*REQUEST:* Each entry here needs to be set down again exactly, please; pictures are left out.

* start LISTED RECORDS *

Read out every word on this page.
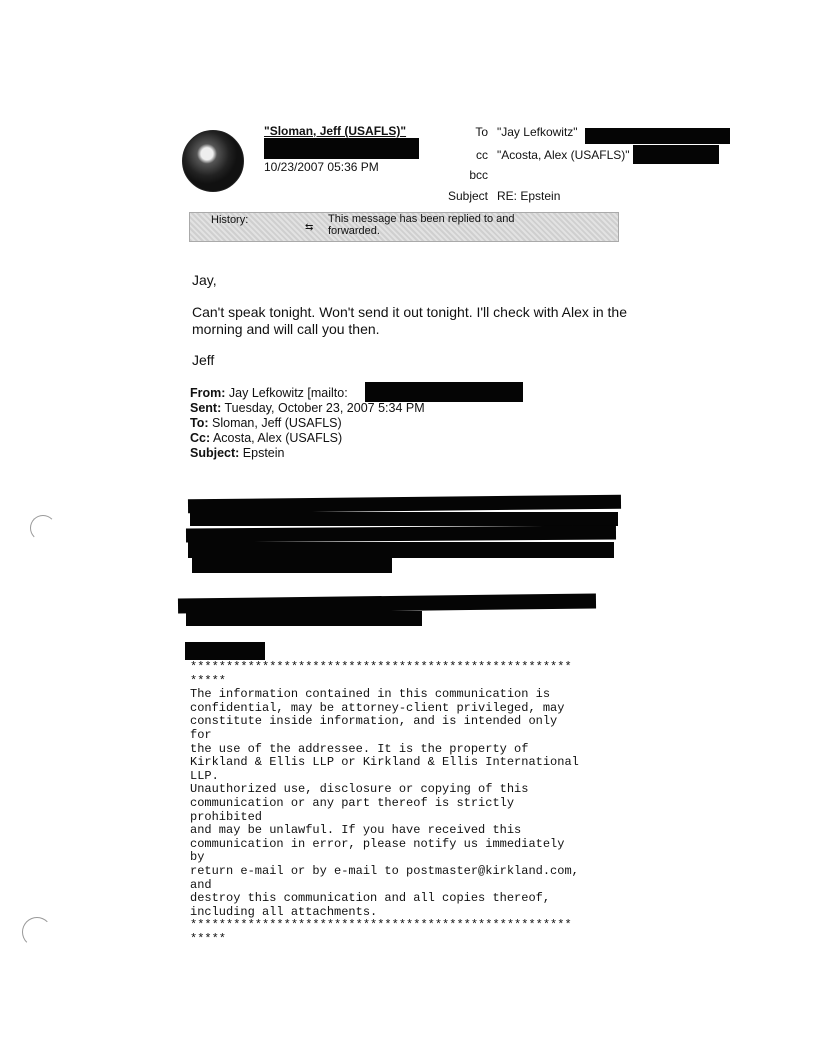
"Sloman, Jeff (USAFLS)"
10/23/2007 05:36 PM
To "Jay Lefkowitz"
cc "Acosta, Alex (USAFLS)"
bcc
Subject RE: Epstein
History:
⇆
This message has been replied to and forwarded.
Jay,
Can't speak tonight. Won't send it out tonight. I'll check with Alex in the morning and will call you then.
Jeff
From: Jay Lefkowitz [mailto:
Sent: Tuesday, October 23, 2007 5:34 PM
To: Sloman, Jeff (USAFLS)
Cc: Acosta, Alex (USAFLS)
Subject: Epstein
*****************************************************
*****
The information contained in this communication is
confidential, may be attorney-client privileged, may
constitute inside information, and is intended only
for
the use of the addressee. It is the property of
Kirkland & Ellis LLP or Kirkland & Ellis International
LLP.
Unauthorized use, disclosure or copying of this
communication or any part thereof is strictly
prohibited
and may be unlawful. If you have received this
communication in error, please notify us immediately
by
return e-mail or by e-mail to postmaster@kirkland.com,
and
destroy this communication and all copies thereof,
including all attachments.
*****************************************************
*****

* end LISTED RECORDS *

*RESULT OF THIS EXERCISE:*
Read out every word on this page.
"Sloman, Jeff (USAFLS)"
10/23/2007 05:36 PM
To "Jay Lefkowitz"
cc "Acosta, Alex (USAFLS)"
bcc
Subject RE: Epstein
History:
⇆
This message has been replied to and forwarded.
Jay,
Can't speak tonight. Won't send it out tonight. I'll check with Alex in the morning and will call you then.
Jeff
From: Jay Lefkowitz [mailto:
Sent: Tuesday, October 23, 2007 5:34 PM
To: Sloman, Jeff (USAFLS)
Cc: Acosta, Alex (USAFLS)
Subject: Epstein
*****************************************************
*****
The information contained in this communication is
confidential, may be attorney-client privileged, may
constitute inside information, and is intended only
for
the use of the addressee. It is the property of
Kirkland & Ellis LLP or Kirkland & Ellis International
LLP.
Unauthorized use, disclosure or copying of this
communication or any part thereof is strictly
prohibited
and may be unlawful. If you have received this
communication in error, please notify us immediately
by
return e-mail or by e-mail to postmaster@kirkland.com,
and
destroy this communication and all copies thereof,
including all attachments.
*****************************************************
*****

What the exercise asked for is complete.